> _TASK REQUIREMENTS_:
Output the records exactly as they appear, with no pictures included.
═══
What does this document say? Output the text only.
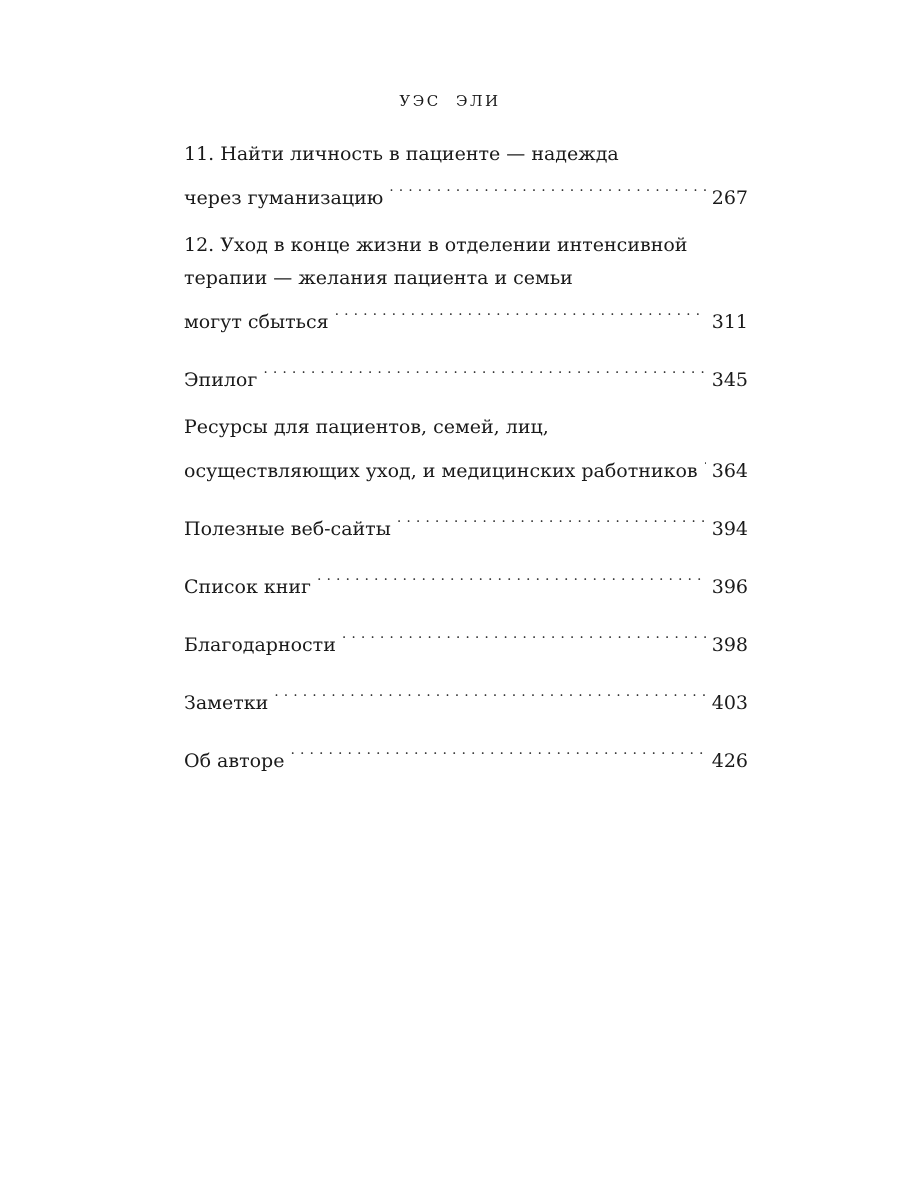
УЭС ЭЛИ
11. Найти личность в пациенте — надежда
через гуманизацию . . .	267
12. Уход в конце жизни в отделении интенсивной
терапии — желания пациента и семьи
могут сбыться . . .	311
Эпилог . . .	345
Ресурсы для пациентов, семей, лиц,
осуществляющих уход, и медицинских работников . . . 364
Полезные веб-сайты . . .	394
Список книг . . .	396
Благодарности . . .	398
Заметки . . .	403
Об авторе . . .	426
═══
> _RESULT OF THE TASK_:
What does this document say? Output the text only.
УЭС ЭЛИ
11. Найти личность в пациенте — надежда
через гуманизацию . . .	267
12. Уход в конце жизни в отделении интенсивной
терапии — желания пациента и семьи
могут сбыться . . .	311
Эпилог . . .	345
Ресурсы для пациентов, семей, лиц,
осуществляющих уход, и медицинских работников . . . 364
Полезные веб-сайты . . .	394
Список книг . . .	396
Благодарности . . .	398
Заметки . . .	403
Об авторе . . .	426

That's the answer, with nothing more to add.